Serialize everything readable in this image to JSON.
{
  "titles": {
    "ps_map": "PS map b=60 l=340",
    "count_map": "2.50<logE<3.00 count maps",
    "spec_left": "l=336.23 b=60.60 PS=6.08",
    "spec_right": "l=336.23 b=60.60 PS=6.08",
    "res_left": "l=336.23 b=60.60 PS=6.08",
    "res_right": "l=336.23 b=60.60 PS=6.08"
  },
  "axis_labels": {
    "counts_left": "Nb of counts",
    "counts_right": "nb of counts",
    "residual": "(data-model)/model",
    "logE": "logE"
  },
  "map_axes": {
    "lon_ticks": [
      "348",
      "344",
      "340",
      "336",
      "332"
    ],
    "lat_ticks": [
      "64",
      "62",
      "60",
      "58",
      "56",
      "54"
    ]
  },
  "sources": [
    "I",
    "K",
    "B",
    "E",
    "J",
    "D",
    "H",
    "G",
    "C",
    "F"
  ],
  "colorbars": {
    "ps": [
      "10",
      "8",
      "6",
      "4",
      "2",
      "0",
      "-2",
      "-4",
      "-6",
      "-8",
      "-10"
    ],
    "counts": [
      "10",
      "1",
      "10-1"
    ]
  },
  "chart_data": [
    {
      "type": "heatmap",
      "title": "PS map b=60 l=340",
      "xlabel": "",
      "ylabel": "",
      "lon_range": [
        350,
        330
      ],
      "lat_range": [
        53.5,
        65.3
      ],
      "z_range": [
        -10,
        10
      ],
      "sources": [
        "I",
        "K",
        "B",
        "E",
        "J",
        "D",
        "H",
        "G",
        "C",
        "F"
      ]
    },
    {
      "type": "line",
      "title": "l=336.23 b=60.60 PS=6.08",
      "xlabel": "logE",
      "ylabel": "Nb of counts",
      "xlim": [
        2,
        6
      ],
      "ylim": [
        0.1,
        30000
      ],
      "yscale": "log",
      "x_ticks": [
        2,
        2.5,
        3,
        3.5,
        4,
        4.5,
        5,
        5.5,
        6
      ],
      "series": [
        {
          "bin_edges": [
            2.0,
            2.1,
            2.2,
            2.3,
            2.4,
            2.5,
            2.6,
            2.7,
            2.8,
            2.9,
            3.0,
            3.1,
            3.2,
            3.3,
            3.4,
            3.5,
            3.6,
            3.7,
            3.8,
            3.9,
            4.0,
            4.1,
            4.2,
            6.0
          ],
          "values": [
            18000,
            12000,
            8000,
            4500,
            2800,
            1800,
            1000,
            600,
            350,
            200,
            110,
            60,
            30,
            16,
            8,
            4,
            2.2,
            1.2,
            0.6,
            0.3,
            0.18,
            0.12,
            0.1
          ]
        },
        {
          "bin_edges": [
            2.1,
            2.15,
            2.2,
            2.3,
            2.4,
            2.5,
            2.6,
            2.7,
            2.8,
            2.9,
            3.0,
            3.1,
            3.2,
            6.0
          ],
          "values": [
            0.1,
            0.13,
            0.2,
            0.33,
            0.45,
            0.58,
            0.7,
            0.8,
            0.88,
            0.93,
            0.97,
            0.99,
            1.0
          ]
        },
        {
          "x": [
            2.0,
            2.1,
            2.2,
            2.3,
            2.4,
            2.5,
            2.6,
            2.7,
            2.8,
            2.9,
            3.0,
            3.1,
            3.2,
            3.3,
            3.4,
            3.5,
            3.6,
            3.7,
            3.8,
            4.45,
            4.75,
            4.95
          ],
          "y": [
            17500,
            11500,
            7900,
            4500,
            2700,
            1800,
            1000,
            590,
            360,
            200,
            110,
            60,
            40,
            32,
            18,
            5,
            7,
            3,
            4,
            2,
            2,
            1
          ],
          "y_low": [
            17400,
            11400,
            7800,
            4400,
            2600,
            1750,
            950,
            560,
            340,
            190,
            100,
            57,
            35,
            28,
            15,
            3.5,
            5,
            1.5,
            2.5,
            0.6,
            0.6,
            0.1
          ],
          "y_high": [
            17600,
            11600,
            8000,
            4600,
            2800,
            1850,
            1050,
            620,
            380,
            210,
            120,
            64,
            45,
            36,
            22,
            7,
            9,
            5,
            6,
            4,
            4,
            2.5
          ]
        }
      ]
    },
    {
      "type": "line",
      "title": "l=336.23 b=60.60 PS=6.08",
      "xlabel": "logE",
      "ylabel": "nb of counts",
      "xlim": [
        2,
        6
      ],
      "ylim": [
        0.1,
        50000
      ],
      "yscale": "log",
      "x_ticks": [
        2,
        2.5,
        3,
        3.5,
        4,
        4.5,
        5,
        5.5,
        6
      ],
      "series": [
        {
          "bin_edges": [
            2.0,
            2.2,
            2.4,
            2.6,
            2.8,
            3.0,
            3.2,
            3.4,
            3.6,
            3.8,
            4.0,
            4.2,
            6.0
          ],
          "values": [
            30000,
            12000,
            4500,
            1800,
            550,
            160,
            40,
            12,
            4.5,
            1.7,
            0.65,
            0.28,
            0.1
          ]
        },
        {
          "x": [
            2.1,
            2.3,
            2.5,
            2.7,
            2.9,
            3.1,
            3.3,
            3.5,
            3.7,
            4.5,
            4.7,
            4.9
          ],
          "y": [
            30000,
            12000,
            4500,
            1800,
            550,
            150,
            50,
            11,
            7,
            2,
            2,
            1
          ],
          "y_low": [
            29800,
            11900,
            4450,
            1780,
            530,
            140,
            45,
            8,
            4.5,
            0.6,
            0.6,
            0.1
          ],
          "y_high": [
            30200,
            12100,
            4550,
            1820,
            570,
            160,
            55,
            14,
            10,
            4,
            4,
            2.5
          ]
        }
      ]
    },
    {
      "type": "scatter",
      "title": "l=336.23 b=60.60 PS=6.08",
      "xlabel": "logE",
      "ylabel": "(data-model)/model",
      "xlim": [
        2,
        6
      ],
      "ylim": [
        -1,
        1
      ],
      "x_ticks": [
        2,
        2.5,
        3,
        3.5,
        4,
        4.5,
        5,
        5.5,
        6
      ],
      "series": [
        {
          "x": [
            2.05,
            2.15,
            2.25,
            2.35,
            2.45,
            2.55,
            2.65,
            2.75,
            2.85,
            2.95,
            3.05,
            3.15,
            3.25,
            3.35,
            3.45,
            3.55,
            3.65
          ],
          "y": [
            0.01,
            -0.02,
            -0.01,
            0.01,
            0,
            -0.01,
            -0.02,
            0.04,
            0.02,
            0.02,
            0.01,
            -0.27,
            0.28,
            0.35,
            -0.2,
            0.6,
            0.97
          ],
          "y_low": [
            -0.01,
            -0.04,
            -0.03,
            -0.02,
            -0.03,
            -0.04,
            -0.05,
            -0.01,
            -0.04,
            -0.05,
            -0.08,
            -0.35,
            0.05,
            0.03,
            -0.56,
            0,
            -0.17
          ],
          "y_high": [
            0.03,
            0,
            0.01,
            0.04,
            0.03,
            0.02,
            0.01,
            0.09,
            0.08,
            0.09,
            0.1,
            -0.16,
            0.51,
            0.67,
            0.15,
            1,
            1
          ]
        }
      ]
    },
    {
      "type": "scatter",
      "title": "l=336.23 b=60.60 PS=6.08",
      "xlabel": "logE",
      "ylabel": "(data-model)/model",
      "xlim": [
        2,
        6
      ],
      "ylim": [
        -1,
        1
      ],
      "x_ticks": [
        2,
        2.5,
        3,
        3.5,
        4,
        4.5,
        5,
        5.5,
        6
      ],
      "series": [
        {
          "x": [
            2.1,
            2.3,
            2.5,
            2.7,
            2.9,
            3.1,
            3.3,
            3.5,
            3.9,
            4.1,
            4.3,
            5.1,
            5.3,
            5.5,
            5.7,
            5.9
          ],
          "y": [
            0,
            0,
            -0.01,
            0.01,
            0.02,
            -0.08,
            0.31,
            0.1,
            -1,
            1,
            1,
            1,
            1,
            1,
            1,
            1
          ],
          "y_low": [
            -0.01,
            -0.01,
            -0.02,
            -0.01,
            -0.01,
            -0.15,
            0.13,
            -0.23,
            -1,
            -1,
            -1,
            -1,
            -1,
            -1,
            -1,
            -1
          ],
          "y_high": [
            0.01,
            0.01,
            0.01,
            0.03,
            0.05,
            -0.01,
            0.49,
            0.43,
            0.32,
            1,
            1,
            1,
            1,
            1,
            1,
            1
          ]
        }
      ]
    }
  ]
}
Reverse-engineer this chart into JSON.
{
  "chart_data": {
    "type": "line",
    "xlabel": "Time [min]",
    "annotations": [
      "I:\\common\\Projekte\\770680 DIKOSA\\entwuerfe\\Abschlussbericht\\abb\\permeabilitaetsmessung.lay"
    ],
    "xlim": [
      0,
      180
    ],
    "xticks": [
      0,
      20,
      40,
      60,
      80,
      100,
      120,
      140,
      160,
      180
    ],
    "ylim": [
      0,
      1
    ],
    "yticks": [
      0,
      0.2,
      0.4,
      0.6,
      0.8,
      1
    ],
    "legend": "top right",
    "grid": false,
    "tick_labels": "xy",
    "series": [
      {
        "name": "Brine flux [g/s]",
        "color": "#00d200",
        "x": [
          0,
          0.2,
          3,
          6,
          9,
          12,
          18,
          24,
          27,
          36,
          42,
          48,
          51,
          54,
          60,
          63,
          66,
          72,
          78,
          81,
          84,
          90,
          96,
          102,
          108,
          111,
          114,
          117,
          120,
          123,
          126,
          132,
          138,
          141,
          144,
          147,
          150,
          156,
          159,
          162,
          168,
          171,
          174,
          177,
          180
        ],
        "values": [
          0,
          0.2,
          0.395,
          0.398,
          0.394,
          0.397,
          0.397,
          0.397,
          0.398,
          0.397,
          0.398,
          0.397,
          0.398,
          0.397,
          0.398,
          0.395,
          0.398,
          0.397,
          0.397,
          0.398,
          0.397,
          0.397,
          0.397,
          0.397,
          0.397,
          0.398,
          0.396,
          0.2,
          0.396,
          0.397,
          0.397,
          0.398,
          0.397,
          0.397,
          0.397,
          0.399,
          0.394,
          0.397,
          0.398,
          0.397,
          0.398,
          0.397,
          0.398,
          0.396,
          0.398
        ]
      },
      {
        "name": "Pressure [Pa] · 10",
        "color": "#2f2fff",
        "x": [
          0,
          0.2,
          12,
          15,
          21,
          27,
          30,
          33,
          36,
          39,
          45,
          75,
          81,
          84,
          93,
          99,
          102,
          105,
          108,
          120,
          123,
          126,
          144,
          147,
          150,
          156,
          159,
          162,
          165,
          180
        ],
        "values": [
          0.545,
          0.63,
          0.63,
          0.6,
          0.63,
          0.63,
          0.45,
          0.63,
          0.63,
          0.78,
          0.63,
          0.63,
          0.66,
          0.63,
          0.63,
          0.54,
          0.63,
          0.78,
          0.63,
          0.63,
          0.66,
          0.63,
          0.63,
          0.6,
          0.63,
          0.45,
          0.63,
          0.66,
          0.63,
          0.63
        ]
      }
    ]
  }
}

• _EXERCISE TASK_
Search the data above for the string "name" and return every line that has it.

• _COMPLETED EXERCISE_
        "name": "Brine flux [g/s]",
        "name": "Pressure [Pa] · 10",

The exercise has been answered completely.